(Rows from a figure dataset)

○ ○ ○ ○ ○ ○ ○

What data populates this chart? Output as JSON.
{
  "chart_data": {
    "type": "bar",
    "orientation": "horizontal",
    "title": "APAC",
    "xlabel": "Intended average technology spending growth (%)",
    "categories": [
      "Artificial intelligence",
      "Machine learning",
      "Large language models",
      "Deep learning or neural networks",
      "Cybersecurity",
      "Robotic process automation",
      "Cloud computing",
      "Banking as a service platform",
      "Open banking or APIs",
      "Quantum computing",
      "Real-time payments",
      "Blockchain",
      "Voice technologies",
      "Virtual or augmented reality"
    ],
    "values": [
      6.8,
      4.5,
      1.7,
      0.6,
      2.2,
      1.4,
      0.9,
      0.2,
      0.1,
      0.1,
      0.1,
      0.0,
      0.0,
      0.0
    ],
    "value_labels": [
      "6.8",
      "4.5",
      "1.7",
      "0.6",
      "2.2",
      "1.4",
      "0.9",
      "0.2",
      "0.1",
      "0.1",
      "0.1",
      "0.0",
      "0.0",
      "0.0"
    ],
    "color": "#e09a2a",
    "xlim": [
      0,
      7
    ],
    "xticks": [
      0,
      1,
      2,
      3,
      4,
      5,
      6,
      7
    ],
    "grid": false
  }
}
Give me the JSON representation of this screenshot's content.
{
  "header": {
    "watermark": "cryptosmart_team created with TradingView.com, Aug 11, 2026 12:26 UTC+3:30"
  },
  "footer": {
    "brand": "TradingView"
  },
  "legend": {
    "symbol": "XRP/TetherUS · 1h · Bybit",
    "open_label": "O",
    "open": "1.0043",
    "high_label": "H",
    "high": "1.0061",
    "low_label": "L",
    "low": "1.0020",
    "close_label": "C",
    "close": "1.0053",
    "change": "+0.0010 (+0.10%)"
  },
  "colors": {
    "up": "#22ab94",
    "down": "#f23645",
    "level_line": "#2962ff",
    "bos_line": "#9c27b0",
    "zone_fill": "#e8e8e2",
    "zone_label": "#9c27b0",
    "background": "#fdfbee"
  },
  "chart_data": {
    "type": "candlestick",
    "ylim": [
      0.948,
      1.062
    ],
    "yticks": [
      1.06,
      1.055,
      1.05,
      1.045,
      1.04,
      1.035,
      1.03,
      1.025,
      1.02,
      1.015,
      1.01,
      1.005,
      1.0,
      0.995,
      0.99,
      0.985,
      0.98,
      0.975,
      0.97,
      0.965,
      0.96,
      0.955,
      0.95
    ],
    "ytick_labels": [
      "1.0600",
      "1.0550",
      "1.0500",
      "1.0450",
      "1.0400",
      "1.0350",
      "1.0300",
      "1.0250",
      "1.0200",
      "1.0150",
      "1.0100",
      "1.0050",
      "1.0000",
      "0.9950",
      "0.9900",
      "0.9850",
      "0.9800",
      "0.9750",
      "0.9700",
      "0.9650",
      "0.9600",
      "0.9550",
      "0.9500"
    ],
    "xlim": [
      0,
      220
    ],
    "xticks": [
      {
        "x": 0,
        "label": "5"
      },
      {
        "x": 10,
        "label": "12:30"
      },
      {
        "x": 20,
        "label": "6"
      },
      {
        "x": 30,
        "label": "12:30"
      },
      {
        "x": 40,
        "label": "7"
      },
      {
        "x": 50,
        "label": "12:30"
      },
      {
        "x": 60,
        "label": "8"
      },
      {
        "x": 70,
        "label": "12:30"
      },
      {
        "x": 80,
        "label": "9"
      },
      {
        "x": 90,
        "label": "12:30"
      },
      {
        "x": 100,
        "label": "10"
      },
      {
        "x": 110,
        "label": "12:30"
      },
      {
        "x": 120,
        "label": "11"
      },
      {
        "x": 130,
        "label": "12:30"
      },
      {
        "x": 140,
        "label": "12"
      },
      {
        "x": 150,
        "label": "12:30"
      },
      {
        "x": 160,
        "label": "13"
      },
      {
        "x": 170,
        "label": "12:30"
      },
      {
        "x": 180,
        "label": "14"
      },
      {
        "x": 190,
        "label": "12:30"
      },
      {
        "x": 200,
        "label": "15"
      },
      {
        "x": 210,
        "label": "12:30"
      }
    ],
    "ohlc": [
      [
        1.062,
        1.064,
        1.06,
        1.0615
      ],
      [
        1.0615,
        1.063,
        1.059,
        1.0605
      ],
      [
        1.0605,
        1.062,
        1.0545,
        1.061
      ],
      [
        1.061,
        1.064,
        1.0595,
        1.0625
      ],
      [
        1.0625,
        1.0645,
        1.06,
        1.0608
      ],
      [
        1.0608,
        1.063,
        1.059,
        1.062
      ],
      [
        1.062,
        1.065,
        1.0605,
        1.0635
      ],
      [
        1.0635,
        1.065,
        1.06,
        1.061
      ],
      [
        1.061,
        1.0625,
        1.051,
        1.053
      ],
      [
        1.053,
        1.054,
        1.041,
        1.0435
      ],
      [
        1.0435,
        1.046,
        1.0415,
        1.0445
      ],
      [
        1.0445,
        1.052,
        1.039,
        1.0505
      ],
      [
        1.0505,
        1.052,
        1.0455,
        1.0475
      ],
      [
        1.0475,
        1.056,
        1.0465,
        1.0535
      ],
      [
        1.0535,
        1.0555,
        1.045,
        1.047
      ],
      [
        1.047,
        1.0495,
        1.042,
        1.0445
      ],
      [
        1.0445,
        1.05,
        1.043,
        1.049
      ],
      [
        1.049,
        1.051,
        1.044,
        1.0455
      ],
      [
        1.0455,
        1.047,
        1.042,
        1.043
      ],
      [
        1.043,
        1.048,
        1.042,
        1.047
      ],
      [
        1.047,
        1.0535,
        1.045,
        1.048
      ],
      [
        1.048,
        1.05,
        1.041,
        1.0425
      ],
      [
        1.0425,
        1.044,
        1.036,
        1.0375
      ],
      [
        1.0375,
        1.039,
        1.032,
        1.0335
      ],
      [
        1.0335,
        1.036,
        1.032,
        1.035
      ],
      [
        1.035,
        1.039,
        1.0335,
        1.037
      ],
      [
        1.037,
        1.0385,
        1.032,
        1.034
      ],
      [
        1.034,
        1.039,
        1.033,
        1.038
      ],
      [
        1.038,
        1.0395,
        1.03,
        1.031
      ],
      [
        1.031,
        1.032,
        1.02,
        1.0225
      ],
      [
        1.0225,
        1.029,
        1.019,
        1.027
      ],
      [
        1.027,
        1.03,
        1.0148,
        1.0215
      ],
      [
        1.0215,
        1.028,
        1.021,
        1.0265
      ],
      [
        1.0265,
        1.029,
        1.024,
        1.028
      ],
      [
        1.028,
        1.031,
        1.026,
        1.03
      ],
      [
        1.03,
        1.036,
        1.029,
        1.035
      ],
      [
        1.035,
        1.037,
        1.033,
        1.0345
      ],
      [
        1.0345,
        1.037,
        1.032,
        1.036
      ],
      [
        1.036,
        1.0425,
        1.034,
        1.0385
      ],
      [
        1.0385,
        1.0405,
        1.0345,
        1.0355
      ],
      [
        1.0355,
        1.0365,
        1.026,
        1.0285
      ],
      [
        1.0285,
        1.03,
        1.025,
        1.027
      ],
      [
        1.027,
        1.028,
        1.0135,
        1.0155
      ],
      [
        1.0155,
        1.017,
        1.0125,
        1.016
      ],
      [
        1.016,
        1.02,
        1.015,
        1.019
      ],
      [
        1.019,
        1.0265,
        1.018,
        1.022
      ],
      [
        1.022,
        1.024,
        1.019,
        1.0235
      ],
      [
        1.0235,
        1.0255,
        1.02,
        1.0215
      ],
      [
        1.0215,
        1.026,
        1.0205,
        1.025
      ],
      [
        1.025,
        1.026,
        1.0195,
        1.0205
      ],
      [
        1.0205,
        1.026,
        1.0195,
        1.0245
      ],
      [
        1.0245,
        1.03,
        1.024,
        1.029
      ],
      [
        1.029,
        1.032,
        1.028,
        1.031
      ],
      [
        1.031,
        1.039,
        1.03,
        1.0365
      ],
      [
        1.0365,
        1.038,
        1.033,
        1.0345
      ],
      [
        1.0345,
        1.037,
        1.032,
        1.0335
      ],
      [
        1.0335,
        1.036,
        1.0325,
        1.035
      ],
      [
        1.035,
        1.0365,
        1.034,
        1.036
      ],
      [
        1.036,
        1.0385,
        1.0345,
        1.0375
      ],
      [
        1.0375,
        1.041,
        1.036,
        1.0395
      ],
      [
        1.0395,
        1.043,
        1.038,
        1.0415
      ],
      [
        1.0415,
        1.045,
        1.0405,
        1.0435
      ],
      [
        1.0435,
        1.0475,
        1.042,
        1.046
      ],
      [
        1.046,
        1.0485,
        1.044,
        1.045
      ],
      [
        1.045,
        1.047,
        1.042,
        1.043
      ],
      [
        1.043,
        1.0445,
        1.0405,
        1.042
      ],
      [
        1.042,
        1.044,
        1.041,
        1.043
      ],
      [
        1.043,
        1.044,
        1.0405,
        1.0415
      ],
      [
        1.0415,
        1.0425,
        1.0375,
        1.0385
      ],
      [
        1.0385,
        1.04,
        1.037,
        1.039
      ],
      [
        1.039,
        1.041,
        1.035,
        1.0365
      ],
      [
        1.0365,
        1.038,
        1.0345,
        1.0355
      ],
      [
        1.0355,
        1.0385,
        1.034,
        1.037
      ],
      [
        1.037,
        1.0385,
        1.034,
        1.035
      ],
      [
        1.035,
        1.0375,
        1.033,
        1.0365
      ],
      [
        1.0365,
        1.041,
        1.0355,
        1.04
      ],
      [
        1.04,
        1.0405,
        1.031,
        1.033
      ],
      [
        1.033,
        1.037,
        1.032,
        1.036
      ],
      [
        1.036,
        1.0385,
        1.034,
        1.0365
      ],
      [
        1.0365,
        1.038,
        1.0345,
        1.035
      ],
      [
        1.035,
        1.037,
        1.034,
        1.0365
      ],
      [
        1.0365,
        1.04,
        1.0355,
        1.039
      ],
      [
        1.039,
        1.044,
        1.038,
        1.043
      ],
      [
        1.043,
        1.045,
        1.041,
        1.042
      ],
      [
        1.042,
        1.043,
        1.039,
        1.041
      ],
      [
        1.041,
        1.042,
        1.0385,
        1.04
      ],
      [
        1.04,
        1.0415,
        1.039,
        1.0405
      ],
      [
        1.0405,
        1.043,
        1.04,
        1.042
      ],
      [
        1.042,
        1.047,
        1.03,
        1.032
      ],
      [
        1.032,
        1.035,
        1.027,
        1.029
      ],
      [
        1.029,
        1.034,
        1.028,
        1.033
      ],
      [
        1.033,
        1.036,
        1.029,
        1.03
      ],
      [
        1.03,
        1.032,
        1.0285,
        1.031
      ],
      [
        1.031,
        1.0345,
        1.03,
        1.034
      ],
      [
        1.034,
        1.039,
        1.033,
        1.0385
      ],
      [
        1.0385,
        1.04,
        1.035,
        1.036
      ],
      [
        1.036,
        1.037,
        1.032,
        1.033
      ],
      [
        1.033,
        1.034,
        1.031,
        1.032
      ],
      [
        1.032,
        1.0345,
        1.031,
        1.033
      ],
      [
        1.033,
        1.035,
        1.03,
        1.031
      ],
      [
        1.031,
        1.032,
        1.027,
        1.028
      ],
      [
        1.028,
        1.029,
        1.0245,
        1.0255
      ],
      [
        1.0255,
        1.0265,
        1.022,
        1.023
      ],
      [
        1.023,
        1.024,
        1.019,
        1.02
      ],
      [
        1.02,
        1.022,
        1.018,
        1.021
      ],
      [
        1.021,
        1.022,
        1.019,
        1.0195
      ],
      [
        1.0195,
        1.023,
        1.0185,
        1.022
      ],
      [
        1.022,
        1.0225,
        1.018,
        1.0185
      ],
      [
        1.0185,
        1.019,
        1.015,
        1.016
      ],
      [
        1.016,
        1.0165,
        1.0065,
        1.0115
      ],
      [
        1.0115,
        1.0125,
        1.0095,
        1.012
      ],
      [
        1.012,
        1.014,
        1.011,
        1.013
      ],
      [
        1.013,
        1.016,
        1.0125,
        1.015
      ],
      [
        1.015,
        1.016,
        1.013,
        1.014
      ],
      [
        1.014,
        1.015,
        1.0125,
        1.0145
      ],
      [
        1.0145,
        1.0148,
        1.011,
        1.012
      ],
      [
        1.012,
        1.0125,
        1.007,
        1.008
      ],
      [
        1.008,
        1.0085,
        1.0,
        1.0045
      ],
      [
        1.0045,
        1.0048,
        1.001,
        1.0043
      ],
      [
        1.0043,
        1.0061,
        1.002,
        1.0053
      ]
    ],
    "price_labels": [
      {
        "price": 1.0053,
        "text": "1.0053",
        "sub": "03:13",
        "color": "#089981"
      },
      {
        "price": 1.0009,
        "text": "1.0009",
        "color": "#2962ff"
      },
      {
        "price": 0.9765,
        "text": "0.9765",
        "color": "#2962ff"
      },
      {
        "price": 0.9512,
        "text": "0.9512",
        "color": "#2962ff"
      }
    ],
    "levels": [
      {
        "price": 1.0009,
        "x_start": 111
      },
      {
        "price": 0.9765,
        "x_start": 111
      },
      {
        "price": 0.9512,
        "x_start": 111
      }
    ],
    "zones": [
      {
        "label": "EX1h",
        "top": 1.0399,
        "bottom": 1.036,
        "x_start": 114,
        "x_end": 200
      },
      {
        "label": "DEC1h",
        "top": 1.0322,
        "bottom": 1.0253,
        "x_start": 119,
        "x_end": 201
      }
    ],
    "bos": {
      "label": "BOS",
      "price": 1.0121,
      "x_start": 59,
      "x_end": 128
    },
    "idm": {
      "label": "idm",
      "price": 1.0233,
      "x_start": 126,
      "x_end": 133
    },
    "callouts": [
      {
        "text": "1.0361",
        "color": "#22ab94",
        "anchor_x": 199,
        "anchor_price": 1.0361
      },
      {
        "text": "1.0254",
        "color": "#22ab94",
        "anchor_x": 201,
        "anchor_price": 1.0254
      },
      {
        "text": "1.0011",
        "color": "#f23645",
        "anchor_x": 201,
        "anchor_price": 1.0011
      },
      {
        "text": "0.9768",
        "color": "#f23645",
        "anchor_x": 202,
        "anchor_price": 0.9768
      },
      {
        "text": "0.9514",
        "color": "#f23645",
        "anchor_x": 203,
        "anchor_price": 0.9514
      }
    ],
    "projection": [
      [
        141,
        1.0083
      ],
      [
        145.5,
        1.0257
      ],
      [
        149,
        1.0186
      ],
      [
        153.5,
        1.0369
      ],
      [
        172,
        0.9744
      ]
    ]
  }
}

○ ○ ○ ○ ○ ○ ○

__Stated goal__
Each line holding the word "learning" counts once; report the total and nothing else.

__Task result__
2